## REQUIRED TASK
Exclude the pictures; give every entry again exactly as written.

---------- EXTRACTED DATA

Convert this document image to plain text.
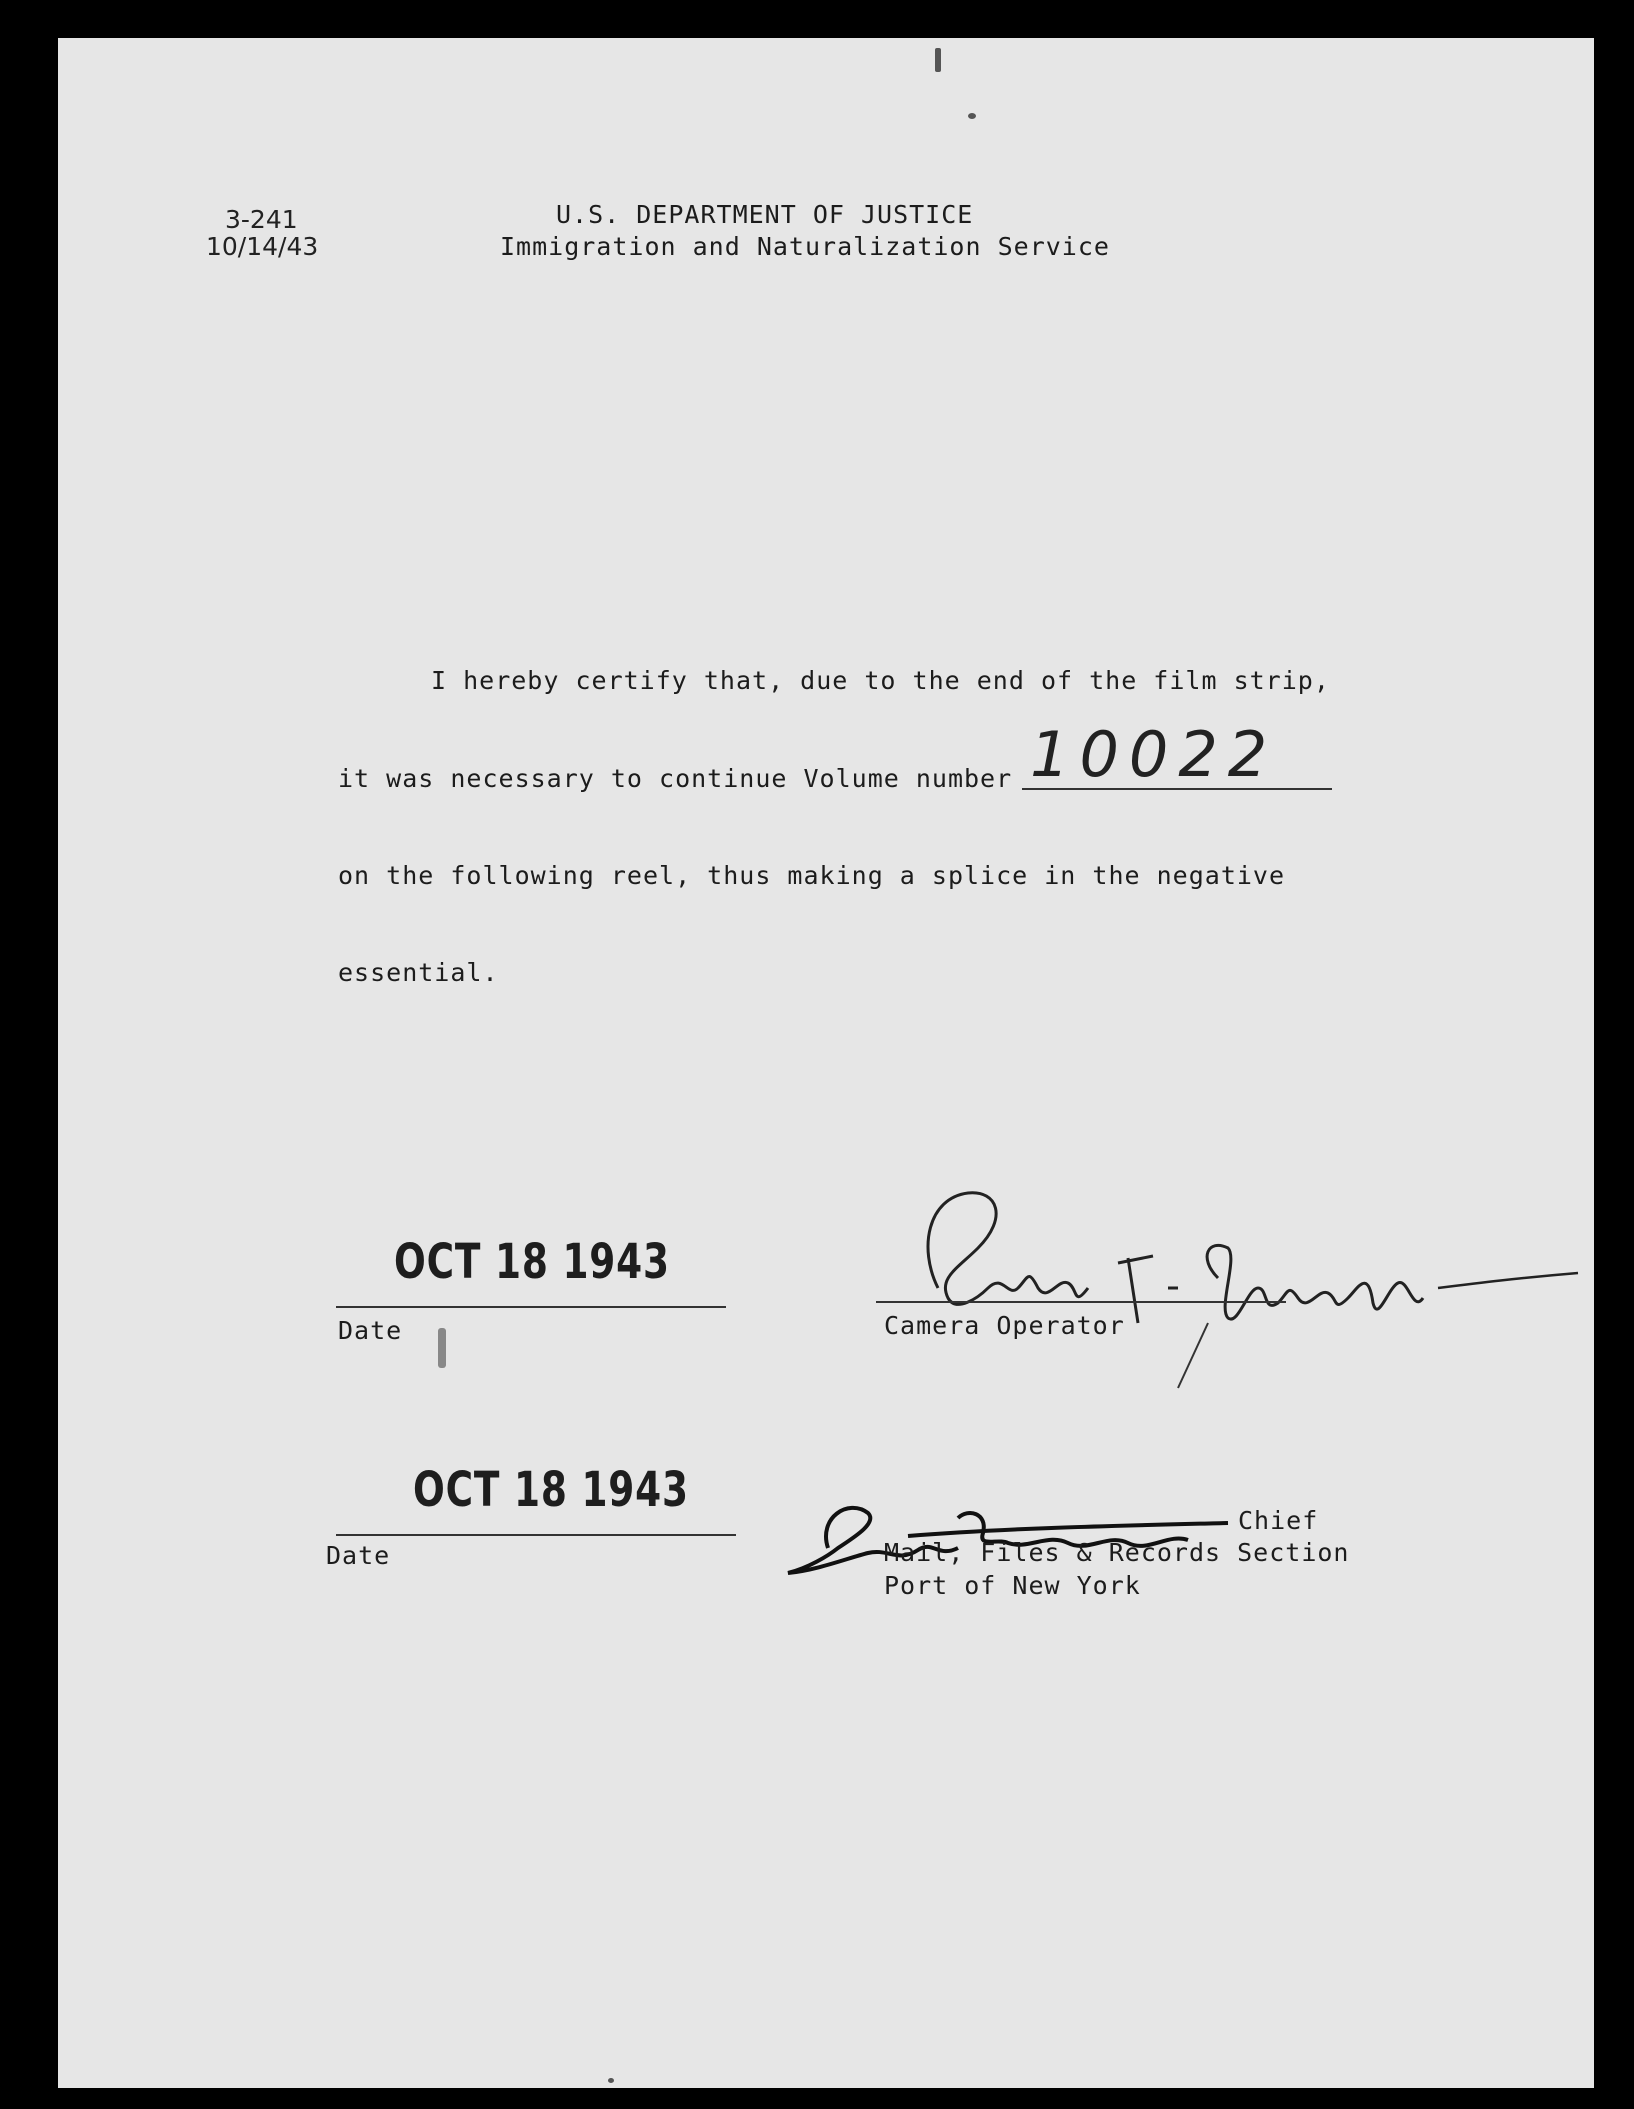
3-241
10/14/43
U.S. DEPARTMENT OF JUSTICE
Immigration and Naturalization Service
I hereby certify that, due to the end of the film strip,
it was necessary to continue Volume number 10022
on the following reel, thus making a splice in the negative
essential.
OCT 18 1943
Date	Camera Operator
OCT 18 1943
Date
Chief
Mail, Files & Records Section
Port of New York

--------------------

## THE REPLY
Convert this document image to plain text.
3-241
10/14/43
U.S. DEPARTMENT OF JUSTICE
Immigration and Naturalization Service
I hereby certify that, due to the end of the film strip,
it was necessary to continue Volume number 10022
on the following reel, thus making a splice in the negative
essential.
OCT 18 1943
Date	Camera Operator
OCT 18 1943
Date
Chief
Mail, Files & Records Section
Port of New York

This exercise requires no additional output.